» **Exercise**
Go through the records line by line and work out how many lines hold the word "общей". Answer with the number only.

───── Source material

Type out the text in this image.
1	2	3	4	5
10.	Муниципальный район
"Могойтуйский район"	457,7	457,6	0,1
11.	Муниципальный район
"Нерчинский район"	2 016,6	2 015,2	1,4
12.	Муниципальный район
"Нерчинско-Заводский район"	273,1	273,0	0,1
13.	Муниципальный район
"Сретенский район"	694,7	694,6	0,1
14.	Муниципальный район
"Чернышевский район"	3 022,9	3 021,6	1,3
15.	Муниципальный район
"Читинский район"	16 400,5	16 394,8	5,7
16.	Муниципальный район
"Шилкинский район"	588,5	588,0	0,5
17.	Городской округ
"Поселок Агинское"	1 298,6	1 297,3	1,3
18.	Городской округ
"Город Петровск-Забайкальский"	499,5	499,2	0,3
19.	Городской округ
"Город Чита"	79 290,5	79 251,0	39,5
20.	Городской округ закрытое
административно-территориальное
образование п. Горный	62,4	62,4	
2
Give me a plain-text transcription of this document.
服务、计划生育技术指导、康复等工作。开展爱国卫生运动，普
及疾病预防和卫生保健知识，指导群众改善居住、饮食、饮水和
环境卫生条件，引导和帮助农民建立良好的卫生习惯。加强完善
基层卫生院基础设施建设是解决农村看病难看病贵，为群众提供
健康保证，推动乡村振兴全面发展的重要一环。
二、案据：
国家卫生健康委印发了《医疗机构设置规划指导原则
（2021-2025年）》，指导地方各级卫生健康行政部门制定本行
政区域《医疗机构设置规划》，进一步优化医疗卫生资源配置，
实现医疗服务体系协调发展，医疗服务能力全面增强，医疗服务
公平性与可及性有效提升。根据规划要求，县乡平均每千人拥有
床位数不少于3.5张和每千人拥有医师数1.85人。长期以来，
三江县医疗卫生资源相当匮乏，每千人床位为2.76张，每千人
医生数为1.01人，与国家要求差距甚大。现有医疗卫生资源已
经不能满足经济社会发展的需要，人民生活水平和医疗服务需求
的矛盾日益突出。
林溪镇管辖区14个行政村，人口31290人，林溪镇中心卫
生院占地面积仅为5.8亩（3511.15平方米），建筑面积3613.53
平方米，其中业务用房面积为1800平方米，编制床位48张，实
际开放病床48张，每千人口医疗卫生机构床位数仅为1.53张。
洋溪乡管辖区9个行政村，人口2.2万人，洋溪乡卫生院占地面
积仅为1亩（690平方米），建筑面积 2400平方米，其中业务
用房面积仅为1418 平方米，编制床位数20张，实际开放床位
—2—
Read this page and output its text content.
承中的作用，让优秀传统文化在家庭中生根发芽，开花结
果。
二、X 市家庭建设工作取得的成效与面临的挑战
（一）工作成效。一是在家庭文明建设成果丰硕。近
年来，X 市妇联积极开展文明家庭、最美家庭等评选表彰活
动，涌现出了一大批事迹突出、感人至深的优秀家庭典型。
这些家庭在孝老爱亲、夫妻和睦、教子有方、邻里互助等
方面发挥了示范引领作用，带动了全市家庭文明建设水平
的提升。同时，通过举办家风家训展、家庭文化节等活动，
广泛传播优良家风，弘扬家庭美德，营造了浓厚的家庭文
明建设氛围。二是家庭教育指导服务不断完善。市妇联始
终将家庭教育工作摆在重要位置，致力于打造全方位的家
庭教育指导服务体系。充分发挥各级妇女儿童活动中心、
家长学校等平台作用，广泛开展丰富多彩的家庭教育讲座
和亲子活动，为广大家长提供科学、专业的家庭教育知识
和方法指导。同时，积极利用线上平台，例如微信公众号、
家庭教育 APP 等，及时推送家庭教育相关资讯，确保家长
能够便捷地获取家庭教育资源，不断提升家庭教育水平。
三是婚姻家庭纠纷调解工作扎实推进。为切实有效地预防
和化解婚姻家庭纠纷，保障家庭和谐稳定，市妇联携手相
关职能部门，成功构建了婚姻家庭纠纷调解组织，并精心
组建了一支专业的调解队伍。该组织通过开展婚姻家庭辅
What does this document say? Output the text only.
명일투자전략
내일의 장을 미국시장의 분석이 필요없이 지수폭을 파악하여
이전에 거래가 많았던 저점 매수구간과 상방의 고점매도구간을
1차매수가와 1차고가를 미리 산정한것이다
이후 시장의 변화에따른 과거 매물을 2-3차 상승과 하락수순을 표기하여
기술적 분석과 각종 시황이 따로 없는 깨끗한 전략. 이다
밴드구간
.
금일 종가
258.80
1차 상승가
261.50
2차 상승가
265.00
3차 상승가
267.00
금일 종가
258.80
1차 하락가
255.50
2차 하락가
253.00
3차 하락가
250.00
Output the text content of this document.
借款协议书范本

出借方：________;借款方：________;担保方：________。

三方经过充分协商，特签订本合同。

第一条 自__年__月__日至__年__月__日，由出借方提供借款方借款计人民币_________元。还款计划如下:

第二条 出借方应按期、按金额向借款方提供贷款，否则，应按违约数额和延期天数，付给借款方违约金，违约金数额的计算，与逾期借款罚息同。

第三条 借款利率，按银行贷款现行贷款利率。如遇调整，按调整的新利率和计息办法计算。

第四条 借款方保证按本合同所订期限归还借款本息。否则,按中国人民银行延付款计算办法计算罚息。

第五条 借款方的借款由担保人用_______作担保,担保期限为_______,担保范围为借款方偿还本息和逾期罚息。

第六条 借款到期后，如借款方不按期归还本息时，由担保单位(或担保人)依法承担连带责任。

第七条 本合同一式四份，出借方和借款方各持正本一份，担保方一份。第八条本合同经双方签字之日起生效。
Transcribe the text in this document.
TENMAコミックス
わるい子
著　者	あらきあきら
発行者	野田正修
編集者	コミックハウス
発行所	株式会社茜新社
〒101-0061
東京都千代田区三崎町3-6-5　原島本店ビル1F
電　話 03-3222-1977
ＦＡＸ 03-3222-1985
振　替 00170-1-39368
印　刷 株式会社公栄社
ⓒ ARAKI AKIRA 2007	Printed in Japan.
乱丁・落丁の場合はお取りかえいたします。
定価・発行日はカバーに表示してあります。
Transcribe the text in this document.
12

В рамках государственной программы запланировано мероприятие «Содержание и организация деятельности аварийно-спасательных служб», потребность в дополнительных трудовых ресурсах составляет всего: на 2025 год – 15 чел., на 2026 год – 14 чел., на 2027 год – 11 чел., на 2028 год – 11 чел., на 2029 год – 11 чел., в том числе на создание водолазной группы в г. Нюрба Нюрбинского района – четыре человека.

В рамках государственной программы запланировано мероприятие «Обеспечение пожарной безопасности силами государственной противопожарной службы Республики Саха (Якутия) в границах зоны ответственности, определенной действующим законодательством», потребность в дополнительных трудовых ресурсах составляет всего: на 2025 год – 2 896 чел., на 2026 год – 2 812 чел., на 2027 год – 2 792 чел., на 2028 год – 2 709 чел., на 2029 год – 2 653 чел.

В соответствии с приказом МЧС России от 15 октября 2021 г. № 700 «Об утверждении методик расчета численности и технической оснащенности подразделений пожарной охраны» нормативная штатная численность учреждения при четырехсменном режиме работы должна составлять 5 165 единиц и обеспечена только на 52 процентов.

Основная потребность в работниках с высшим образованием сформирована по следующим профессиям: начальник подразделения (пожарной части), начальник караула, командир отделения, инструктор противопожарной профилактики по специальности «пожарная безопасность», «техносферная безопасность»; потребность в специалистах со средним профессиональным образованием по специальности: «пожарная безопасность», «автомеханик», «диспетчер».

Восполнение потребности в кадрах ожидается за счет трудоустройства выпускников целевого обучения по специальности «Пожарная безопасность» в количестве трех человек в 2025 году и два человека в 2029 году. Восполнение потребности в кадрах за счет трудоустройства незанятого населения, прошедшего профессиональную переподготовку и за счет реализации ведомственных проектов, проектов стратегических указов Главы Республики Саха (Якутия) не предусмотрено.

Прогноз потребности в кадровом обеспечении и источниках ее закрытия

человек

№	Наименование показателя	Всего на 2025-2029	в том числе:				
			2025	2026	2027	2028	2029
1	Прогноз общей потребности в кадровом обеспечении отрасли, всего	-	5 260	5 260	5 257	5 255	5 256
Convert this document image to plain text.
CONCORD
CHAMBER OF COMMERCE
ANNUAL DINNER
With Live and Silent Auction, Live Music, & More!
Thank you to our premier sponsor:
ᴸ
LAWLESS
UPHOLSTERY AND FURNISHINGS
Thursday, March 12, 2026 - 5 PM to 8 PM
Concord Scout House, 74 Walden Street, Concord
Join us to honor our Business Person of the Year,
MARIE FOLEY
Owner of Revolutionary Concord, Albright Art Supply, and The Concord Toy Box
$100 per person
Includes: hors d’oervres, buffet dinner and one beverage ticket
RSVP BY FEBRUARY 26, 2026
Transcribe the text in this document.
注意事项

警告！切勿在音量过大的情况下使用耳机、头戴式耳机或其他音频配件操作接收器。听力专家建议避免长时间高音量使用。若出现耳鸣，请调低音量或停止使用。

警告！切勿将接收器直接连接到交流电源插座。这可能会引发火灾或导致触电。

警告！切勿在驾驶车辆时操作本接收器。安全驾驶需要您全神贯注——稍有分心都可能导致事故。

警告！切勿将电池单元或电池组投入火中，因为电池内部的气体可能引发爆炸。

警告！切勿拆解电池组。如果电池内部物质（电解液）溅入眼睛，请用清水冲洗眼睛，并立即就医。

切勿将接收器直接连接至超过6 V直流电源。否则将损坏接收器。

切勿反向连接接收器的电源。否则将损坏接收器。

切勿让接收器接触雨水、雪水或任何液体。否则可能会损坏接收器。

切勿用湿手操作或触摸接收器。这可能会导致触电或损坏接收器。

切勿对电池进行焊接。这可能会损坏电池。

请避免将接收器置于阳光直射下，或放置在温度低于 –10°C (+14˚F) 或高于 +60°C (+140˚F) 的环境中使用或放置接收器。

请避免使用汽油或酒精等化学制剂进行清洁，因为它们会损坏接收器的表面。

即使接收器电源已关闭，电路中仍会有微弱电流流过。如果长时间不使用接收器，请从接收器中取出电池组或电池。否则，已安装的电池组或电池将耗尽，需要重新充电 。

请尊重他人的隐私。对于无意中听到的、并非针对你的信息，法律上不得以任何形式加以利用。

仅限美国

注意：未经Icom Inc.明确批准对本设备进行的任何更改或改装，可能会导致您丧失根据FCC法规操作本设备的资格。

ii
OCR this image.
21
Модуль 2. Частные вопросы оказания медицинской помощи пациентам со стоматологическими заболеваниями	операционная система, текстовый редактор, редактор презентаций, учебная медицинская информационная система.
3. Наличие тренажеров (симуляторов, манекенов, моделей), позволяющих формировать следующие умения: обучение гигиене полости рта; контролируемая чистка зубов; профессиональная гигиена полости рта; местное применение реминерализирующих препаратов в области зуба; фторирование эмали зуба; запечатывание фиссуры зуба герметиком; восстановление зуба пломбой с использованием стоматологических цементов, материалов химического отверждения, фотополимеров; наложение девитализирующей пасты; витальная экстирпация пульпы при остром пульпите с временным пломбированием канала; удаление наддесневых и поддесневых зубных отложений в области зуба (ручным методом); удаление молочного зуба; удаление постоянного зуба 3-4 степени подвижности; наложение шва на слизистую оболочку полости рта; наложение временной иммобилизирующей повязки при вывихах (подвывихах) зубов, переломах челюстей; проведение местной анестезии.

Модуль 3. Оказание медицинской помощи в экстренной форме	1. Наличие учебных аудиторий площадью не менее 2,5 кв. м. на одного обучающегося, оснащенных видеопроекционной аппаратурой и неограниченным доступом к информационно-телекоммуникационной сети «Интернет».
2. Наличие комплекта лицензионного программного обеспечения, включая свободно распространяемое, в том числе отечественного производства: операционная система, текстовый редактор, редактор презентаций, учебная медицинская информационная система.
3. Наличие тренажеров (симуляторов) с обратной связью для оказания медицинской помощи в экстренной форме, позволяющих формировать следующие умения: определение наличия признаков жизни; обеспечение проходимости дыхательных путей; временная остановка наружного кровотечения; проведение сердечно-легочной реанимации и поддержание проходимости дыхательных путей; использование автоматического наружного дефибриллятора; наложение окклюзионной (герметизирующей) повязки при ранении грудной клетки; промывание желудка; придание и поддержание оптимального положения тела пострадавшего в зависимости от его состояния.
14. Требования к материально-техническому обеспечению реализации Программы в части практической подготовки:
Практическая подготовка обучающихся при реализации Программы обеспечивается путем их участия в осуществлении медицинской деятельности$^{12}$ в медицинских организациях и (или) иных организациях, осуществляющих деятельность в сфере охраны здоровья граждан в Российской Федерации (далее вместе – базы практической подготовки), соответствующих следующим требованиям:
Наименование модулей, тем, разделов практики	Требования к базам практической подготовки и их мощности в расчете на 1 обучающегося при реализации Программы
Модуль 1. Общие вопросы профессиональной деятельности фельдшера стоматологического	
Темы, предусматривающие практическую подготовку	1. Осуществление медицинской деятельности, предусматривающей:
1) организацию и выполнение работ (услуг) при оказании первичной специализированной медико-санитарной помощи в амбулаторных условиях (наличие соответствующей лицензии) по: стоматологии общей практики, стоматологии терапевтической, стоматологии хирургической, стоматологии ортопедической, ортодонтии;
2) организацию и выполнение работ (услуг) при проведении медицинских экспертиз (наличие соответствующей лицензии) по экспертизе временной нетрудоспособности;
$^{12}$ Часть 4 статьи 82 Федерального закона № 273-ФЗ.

──────────

» **Solution**
2